Keep only the lines of the listing that include the word "China", and copy them.

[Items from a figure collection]
▼

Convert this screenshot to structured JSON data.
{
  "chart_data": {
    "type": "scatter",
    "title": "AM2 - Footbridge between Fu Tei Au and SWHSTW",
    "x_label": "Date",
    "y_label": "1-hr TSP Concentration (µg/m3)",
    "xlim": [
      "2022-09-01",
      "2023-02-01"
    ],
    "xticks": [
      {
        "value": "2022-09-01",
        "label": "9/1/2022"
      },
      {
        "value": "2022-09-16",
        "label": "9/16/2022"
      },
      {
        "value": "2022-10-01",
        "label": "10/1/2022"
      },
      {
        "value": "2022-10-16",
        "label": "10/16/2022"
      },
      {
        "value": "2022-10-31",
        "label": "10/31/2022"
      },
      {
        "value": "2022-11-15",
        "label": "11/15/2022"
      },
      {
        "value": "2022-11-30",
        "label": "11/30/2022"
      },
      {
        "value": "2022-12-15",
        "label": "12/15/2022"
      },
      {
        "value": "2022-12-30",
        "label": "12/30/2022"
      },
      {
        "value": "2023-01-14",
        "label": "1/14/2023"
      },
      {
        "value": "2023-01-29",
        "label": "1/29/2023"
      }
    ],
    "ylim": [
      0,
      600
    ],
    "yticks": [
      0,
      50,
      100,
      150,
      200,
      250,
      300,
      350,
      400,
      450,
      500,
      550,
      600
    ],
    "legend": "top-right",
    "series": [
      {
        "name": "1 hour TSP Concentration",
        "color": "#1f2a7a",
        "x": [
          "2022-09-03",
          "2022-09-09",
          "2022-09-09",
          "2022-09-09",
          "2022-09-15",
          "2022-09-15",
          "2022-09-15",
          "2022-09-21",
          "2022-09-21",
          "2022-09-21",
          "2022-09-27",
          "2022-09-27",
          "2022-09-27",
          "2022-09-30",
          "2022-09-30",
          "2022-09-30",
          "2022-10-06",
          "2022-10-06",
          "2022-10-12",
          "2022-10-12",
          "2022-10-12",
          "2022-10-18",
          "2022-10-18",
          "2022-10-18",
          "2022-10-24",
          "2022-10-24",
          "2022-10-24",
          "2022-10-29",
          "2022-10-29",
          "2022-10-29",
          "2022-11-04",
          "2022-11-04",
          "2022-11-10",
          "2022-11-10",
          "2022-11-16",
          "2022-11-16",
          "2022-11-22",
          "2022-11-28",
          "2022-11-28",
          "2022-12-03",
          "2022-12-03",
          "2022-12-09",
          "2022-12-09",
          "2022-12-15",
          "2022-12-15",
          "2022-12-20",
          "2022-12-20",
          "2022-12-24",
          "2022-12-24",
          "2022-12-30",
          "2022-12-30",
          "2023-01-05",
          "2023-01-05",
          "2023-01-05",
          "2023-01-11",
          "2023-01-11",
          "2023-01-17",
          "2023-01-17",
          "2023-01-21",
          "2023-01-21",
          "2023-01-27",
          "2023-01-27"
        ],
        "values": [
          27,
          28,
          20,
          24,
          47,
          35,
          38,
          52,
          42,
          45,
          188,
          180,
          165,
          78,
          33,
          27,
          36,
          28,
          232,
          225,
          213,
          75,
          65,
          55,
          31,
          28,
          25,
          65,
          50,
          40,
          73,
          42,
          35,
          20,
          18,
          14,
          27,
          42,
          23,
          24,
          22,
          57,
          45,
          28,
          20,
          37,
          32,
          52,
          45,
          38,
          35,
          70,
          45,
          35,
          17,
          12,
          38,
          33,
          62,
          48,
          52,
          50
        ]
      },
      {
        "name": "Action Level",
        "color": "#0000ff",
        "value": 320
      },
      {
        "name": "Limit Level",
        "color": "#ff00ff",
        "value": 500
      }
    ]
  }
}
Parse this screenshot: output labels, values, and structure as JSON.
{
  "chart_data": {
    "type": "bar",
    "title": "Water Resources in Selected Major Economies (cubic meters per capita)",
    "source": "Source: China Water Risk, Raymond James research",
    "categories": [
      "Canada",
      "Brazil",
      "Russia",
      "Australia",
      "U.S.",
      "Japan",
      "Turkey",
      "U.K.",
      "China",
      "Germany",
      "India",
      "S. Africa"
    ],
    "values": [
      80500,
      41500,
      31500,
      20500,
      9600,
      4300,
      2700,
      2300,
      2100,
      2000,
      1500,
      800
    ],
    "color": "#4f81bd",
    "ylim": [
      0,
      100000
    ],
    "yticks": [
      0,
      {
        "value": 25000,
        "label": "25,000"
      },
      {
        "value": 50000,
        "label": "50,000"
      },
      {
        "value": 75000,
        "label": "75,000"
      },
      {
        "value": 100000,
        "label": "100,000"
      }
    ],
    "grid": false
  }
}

▲

» RESULT:
    "source": "Source: China Water Risk, Raymond James research",
      "China",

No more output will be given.